**Supplied records:**
###

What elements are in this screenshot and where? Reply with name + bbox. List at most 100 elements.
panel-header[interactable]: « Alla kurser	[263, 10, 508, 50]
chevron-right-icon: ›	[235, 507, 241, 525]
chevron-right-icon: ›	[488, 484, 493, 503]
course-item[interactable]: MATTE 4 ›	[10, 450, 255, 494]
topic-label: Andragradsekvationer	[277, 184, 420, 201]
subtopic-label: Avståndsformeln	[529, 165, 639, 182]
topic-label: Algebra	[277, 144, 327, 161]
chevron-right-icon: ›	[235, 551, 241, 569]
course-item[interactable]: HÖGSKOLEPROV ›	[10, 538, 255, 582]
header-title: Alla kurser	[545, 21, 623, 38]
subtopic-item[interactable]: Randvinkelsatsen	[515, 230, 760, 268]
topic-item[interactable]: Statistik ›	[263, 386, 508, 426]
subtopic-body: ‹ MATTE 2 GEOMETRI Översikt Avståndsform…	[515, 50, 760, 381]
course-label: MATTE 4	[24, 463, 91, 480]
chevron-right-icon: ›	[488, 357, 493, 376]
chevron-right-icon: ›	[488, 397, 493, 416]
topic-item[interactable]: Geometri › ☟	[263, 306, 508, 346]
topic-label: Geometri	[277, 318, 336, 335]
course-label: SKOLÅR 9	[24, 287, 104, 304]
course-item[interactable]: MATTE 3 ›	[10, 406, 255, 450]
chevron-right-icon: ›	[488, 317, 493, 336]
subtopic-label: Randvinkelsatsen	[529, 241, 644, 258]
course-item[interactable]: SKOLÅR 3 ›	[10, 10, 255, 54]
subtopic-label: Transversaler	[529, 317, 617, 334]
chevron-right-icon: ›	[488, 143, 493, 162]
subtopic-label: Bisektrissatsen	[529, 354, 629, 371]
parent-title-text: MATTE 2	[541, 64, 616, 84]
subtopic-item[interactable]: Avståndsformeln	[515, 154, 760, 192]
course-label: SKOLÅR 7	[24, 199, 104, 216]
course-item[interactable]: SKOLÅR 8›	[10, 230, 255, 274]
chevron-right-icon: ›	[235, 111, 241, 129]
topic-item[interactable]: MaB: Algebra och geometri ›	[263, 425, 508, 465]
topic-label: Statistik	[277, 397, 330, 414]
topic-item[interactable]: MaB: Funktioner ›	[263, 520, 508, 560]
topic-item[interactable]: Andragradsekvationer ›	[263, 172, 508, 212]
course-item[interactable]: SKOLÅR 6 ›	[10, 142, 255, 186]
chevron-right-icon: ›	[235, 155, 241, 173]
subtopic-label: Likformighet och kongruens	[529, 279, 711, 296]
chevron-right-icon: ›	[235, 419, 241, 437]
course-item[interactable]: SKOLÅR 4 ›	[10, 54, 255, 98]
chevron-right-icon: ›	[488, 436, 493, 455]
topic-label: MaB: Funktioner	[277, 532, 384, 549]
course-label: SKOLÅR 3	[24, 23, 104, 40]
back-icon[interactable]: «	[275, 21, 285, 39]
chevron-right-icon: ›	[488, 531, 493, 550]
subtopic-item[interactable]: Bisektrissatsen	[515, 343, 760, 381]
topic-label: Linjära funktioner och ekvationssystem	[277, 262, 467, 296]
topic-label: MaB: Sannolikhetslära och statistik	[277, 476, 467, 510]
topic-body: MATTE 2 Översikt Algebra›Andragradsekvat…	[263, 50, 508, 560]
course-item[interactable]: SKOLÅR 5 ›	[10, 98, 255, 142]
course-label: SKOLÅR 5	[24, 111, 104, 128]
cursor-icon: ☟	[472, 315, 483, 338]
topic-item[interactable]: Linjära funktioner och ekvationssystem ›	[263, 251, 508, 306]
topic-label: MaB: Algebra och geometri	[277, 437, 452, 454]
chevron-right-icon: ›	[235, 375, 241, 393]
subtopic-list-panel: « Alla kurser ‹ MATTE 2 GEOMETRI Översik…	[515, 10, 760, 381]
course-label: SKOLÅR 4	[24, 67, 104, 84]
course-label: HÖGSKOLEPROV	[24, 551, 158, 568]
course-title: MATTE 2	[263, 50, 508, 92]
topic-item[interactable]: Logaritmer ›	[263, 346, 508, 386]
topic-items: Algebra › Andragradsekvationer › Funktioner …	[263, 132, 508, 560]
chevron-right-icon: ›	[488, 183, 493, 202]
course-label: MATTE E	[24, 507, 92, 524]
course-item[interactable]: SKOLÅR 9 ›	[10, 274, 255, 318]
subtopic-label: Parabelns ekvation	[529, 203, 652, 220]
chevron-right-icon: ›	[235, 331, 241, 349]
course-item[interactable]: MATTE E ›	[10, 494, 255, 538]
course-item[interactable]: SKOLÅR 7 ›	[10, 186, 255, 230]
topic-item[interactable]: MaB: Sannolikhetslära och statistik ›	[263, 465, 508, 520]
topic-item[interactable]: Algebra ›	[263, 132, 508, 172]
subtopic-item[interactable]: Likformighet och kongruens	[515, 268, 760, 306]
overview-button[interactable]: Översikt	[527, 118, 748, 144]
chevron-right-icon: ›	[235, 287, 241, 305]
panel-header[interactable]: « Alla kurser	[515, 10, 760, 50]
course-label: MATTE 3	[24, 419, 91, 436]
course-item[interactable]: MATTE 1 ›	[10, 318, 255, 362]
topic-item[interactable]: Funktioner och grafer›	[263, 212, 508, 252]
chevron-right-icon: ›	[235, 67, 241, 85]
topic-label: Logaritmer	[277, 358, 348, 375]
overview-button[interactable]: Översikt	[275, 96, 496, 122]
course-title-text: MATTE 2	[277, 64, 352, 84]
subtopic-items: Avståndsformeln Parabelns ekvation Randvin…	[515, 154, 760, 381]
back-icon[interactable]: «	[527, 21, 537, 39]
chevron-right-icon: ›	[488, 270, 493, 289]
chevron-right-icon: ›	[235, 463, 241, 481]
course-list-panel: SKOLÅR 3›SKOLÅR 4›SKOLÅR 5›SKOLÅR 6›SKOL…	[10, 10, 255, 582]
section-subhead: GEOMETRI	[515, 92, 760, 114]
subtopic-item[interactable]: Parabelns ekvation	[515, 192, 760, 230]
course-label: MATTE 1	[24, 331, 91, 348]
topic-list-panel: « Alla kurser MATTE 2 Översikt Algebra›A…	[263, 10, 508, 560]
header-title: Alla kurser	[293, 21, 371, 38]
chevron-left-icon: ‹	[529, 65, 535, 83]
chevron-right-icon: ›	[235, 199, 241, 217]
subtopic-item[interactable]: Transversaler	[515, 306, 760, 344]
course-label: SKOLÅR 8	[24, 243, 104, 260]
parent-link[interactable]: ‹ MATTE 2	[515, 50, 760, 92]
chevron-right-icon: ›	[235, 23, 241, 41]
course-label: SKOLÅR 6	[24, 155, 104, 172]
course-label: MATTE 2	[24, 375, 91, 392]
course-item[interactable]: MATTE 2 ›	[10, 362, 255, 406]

###

Extract every line of the listing above, reproducing each one verbatim.

**Completed exercise:**
What elements are in this screenshot and where? Reply with name + bbox. List at most 100 elements.
panel-header[interactable]: « Alla kurser	[263, 10, 508, 50]
chevron-right-icon: ›	[235, 507, 241, 525]
chevron-right-icon: ›	[488, 484, 493, 503]
course-item[interactable]: MATTE 4 ›	[10, 450, 255, 494]
topic-label: Andragradsekvationer	[277, 184, 420, 201]
subtopic-label: Avståndsformeln	[529, 165, 639, 182]
topic-label: Algebra	[277, 144, 327, 161]
chevron-right-icon: ›	[235, 551, 241, 569]
course-item[interactable]: HÖGSKOLEPROV ›	[10, 538, 255, 582]
header-title: Alla kurser	[545, 21, 623, 38]
subtopic-item[interactable]: Randvinkelsatsen	[515, 230, 760, 268]
topic-item[interactable]: Statistik ›	[263, 386, 508, 426]
subtopic-body: ‹ MATTE 2 GEOMETRI Översikt Avståndsform…	[515, 50, 760, 381]
course-label: MATTE 4	[24, 463, 91, 480]
chevron-right-icon: ›	[488, 357, 493, 376]
chevron-right-icon: ›	[488, 397, 493, 416]
topic-item[interactable]: Geometri › ☟	[263, 306, 508, 346]
topic-label: Geometri	[277, 318, 336, 335]
course-label: SKOLÅR 9	[24, 287, 104, 304]
course-item[interactable]: MATTE 3 ›	[10, 406, 255, 450]
chevron-right-icon: ›	[488, 317, 493, 336]
subtopic-label: Randvinkelsatsen	[529, 241, 644, 258]
course-item[interactable]: SKOLÅR 3 ›	[10, 10, 255, 54]
subtopic-label: Transversaler	[529, 317, 617, 334]
chevron-right-icon: ›	[488, 143, 493, 162]
subtopic-label: Bisektrissatsen	[529, 354, 629, 371]
parent-title-text: MATTE 2	[541, 64, 616, 84]
subtopic-item[interactable]: Avståndsformeln	[515, 154, 760, 192]
course-label: SKOLÅR 7	[24, 199, 104, 216]
course-item[interactable]: SKOLÅR 8›	[10, 230, 255, 274]
chevron-right-icon: ›	[235, 111, 241, 129]
topic-item[interactable]: MaB: Algebra och geometri ›	[263, 425, 508, 465]
topic-label: Statistik	[277, 397, 330, 414]
topic-item[interactable]: MaB: Funktioner ›	[263, 520, 508, 560]
topic-item[interactable]: Andragradsekvationer ›	[263, 172, 508, 212]
course-item[interactable]: SKOLÅR 6 ›	[10, 142, 255, 186]
chevron-right-icon: ›	[235, 155, 241, 173]
subtopic-label: Likformighet och kongruens	[529, 279, 711, 296]
chevron-right-icon: ›	[235, 419, 241, 437]
course-item[interactable]: SKOLÅR 4 ›	[10, 54, 255, 98]
chevron-right-icon: ›	[488, 436, 493, 455]
topic-label: MaB: Funktioner	[277, 532, 384, 549]
course-label: SKOLÅR 3	[24, 23, 104, 40]
back-icon[interactable]: «	[275, 21, 285, 39]
chevron-right-icon: ›	[488, 531, 493, 550]
subtopic-item[interactable]: Bisektrissatsen	[515, 343, 760, 381]
topic-label: Linjära funktioner och ekvationssystem	[277, 262, 467, 296]
topic-label: MaB: Sannolikhetslära och statistik	[277, 476, 467, 510]
topic-body: MATTE 2 Översikt Algebra›Andragradsekvat…	[263, 50, 508, 560]
course-item[interactable]: SKOLÅR 5 ›	[10, 98, 255, 142]
course-label: SKOLÅR 5	[24, 111, 104, 128]
cursor-icon: ☟	[472, 315, 483, 338]
topic-item[interactable]: Linjära funktioner och ekvationssystem ›	[263, 251, 508, 306]
topic-label: MaB: Algebra och geometri	[277, 437, 452, 454]
chevron-right-icon: ›	[235, 375, 241, 393]
subtopic-list-panel: « Alla kurser ‹ MATTE 2 GEOMETRI Översik…	[515, 10, 760, 381]
course-label: SKOLÅR 4	[24, 67, 104, 84]
course-label: HÖGSKOLEPROV	[24, 551, 158, 568]
course-title: MATTE 2	[263, 50, 508, 92]
topic-item[interactable]: Logaritmer ›	[263, 346, 508, 386]
topic-items: Algebra › Andragradsekvationer › Funktioner …	[263, 132, 508, 560]
chevron-right-icon: ›	[488, 183, 493, 202]
course-label: MATTE E	[24, 507, 92, 524]
course-item[interactable]: SKOLÅR 9 ›	[10, 274, 255, 318]
subtopic-label: Parabelns ekvation	[529, 203, 652, 220]
chevron-right-icon: ›	[235, 331, 241, 349]
course-item[interactable]: MATTE E ›	[10, 494, 255, 538]
course-item[interactable]: SKOLÅR 7 ›	[10, 186, 255, 230]
topic-item[interactable]: MaB: Sannolikhetslära och statistik ›	[263, 465, 508, 520]
topic-item[interactable]: Algebra ›	[263, 132, 508, 172]
subtopic-item[interactable]: Likformighet och kongruens	[515, 268, 760, 306]
overview-button[interactable]: Översikt	[527, 118, 748, 144]
chevron-right-icon: ›	[235, 287, 241, 305]
panel-header[interactable]: « Alla kurser	[515, 10, 760, 50]
course-label: MATTE 3	[24, 419, 91, 436]
course-item[interactable]: MATTE 1 ›	[10, 318, 255, 362]
topic-item[interactable]: Funktioner och grafer›	[263, 212, 508, 252]
chevron-right-icon: ›	[235, 67, 241, 85]
topic-label: Logaritmer	[277, 358, 348, 375]
overview-button[interactable]: Översikt	[275, 96, 496, 122]
course-title-text: MATTE 2	[277, 64, 352, 84]
subtopic-items: Avståndsformeln Parabelns ekvation Randvin…	[515, 154, 760, 381]
back-icon[interactable]: «	[527, 21, 537, 39]
chevron-right-icon: ›	[488, 270, 493, 289]
chevron-right-icon: ›	[235, 463, 241, 481]
course-list-panel: SKOLÅR 3›SKOLÅR 4›SKOLÅR 5›SKOLÅR 6›SKOL…	[10, 10, 255, 582]
section-subhead: GEOMETRI	[515, 92, 760, 114]
subtopic-item[interactable]: Parabelns ekvation	[515, 192, 760, 230]
course-label: MATTE 1	[24, 331, 91, 348]
topic-list-panel: « Alla kurser MATTE 2 Översikt Algebra›A…	[263, 10, 508, 560]
header-title: Alla kurser	[293, 21, 371, 38]
chevron-left-icon: ‹	[529, 65, 535, 83]
chevron-right-icon: ›	[235, 199, 241, 217]
subtopic-item[interactable]: Transversaler	[515, 306, 760, 344]
course-label: SKOLÅR 8	[24, 243, 104, 260]
parent-link[interactable]: ‹ MATTE 2	[515, 50, 760, 92]
chevron-right-icon: ›	[235, 23, 241, 41]
course-label: SKOLÅR 6	[24, 155, 104, 172]
course-label: MATTE 2	[24, 375, 91, 392]
course-item[interactable]: MATTE 2 ›	[10, 362, 255, 406]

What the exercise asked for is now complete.